[REQUEST] Copy all entries without alteration and skip the pictures they hold.

┌─ INPUT MATERIAL

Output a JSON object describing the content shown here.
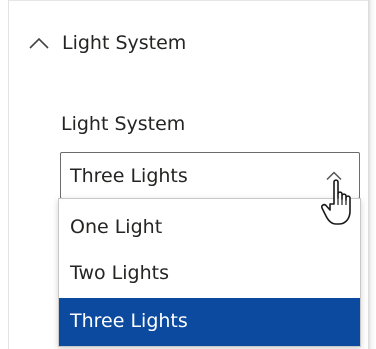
{
  "section": {
    "title": "Light System",
    "expanded": true,
    "icon": "chevron-up-icon"
  },
  "field": {
    "label": "Light System"
  },
  "select": {
    "value": "Three Lights",
    "icon": "chevron-up-icon",
    "options": [
      {
        "label": "One Light",
        "selected": false
      },
      {
        "label": "Two Lights",
        "selected": false
      },
      {
        "label": "Three Lights",
        "selected": true
      }
    ]
  },
  "cursor": {
    "icon": "hand-pointer-icon"
  },
  "colors": {
    "text": "#252423",
    "selected_bg": "#0b4a9e",
    "selected_text": "#ffffff",
    "border": "#6b6b6b"
  }
}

└─

[RESULT OF THE TASK]
Output a JSON object describing the content shown here.
{
  "section": {
    "title": "Light System",
    "expanded": true,
    "icon": "chevron-up-icon"
  },
  "field": {
    "label": "Light System"
  },
  "select": {
    "value": "Three Lights",
    "icon": "chevron-up-icon",
    "options": [
      {
        "label": "One Light",
        "selected": false
      },
      {
        "label": "Two Lights",
        "selected": false
      },
      {
        "label": "Three Lights",
        "selected": true
      }
    ]
  },
  "cursor": {
    "icon": "hand-pointer-icon"
  },
  "colors": {
    "text": "#252423",
    "selected_bg": "#0b4a9e",
    "selected_text": "#ffffff",
    "border": "#6b6b6b"
  }
}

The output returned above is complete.